▶ _Your task_
Please reproduce every record, keeping each one exactly as written.

▶ _Stored dataset items_
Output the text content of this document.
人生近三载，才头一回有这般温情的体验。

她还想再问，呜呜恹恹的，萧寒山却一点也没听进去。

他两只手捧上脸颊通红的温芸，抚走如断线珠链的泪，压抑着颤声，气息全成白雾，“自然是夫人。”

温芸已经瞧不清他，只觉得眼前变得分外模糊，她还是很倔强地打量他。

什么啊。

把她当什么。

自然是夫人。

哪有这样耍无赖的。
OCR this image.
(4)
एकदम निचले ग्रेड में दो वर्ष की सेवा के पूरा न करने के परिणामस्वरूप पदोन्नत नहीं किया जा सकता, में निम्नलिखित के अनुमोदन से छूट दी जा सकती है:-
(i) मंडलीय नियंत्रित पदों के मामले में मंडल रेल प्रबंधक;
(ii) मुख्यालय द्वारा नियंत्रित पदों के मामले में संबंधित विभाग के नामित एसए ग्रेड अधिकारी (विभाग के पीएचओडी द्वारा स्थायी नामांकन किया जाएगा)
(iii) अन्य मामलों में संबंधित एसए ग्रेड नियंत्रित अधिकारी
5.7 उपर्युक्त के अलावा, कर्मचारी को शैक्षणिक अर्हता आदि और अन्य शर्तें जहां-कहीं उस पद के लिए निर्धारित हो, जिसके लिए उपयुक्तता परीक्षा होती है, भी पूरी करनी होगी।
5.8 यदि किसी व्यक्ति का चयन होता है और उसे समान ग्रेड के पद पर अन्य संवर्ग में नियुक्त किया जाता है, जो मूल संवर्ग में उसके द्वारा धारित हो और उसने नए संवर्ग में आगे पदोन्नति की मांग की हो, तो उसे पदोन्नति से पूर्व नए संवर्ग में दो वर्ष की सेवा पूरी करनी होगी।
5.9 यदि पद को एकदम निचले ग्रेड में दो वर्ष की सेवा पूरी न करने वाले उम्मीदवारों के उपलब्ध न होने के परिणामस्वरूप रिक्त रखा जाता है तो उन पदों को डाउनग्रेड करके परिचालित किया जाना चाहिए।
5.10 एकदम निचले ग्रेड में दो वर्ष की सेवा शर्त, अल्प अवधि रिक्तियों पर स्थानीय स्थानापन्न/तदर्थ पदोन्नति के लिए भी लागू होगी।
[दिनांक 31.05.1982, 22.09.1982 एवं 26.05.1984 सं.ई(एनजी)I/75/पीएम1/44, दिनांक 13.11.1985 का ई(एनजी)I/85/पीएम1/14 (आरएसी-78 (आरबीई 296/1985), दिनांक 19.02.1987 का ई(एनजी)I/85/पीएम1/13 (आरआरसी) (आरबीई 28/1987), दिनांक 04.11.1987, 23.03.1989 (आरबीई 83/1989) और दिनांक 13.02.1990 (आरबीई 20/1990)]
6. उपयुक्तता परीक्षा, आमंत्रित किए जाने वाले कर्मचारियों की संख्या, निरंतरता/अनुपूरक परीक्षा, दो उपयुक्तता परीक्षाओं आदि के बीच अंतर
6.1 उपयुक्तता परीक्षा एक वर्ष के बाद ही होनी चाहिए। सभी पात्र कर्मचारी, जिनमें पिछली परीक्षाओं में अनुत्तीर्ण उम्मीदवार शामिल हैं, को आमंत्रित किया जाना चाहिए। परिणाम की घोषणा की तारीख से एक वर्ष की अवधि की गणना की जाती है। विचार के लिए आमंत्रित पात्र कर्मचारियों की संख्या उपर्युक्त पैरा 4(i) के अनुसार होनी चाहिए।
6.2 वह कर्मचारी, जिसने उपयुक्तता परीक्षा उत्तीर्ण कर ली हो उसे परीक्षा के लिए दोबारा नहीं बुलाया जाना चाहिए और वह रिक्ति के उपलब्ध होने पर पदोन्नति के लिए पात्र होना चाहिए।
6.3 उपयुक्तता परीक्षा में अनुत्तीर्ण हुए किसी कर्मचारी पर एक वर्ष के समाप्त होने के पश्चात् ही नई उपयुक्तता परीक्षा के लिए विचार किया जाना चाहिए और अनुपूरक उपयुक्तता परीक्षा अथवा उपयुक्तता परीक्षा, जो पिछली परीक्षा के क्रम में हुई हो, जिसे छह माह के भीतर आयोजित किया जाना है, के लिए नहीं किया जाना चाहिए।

▶ _Exercise answer_
Output the text content of this document.
人生近三载，才头一回有这般温情的体验。

她还想再问，呜呜恹恹的，萧寒山却一点也没听进去。

他两只手捧上脸颊通红的温芸，抚走如断线珠链的泪，压抑着颤声，气息全成白雾，“自然是夫人。”

温芸已经瞧不清他，只觉得眼前变得分外模糊，她还是很倔强地打量他。

什么啊。

把她当什么。

自然是夫人。

哪有这样耍无赖的。
OCR this image.
(4)
एकदम निचले ग्रेड में दो वर्ष की सेवा के पूरा न करने के परिणामस्वरूप पदोन्नत नहीं किया जा सकता, में निम्नलिखित के अनुमोदन से छूट दी जा सकती है:-
(i) मंडलीय नियंत्रित पदों के मामले में मंडल रेल प्रबंधक;
(ii) मुख्यालय द्वारा नियंत्रित पदों के मामले में संबंधित विभाग के नामित एसए ग्रेड अधिकारी (विभाग के पीएचओडी द्वारा स्थायी नामांकन किया जाएगा)
(iii) अन्य मामलों में संबंधित एसए ग्रेड नियंत्रित अधिकारी
5.7 उपर्युक्त के अलावा, कर्मचारी को शैक्षणिक अर्हता आदि और अन्य शर्तें जहां-कहीं उस पद के लिए निर्धारित हो, जिसके लिए उपयुक्तता परीक्षा होती है, भी पूरी करनी होगी।
5.8 यदि किसी व्यक्ति का चयन होता है और उसे समान ग्रेड के पद पर अन्य संवर्ग में नियुक्त किया जाता है, जो मूल संवर्ग में उसके द्वारा धारित हो और उसने नए संवर्ग में आगे पदोन्नति की मांग की हो, तो उसे पदोन्नति से पूर्व नए संवर्ग में दो वर्ष की सेवा पूरी करनी होगी।
5.9 यदि पद को एकदम निचले ग्रेड में दो वर्ष की सेवा पूरी न करने वाले उम्मीदवारों के उपलब्ध न होने के परिणामस्वरूप रिक्त रखा जाता है तो उन पदों को डाउनग्रेड करके परिचालित किया जाना चाहिए।
5.10 एकदम निचले ग्रेड में दो वर्ष की सेवा शर्त, अल्प अवधि रिक्तियों पर स्थानीय स्थानापन्न/तदर्थ पदोन्नति के लिए भी लागू होगी।
[दिनांक 31.05.1982, 22.09.1982 एवं 26.05.1984 सं.ई(एनजी)I/75/पीएम1/44, दिनांक 13.11.1985 का ई(एनजी)I/85/पीएम1/14 (आरएसी-78 (आरबीई 296/1985), दिनांक 19.02.1987 का ई(एनजी)I/85/पीएम1/13 (आरआरसी) (आरबीई 28/1987), दिनांक 04.11.1987, 23.03.1989 (आरबीई 83/1989) और दिनांक 13.02.1990 (आरबीई 20/1990)]
6. उपयुक्तता परीक्षा, आमंत्रित किए जाने वाले कर्मचारियों की संख्या, निरंतरता/अनुपूरक परीक्षा, दो उपयुक्तता परीक्षाओं आदि के बीच अंतर
6.1 उपयुक्तता परीक्षा एक वर्ष के बाद ही होनी चाहिए। सभी पात्र कर्मचारी, जिनमें पिछली परीक्षाओं में अनुत्तीर्ण उम्मीदवार शामिल हैं, को आमंत्रित किया जाना चाहिए। परिणाम की घोषणा की तारीख से एक वर्ष की अवधि की गणना की जाती है। विचार के लिए आमंत्रित पात्र कर्मचारियों की संख्या उपर्युक्त पैरा 4(i) के अनुसार होनी चाहिए।
6.2 वह कर्मचारी, जिसने उपयुक्तता परीक्षा उत्तीर्ण कर ली हो उसे परीक्षा के लिए दोबारा नहीं बुलाया जाना चाहिए और वह रिक्ति के उपलब्ध होने पर पदोन्नति के लिए पात्र होना चाहिए।
6.3 उपयुक्तता परीक्षा में अनुत्तीर्ण हुए किसी कर्मचारी पर एक वर्ष के समाप्त होने के पश्चात् ही नई उपयुक्तता परीक्षा के लिए विचार किया जाना चाहिए और अनुपूरक उपयुक्तता परीक्षा अथवा उपयुक्तता परीक्षा, जो पिछली परीक्षा के क्रम में हुई हो, जिसे छह माह के भीतर आयोजित किया जाना है, के लिए नहीं किया जाना चाहिए।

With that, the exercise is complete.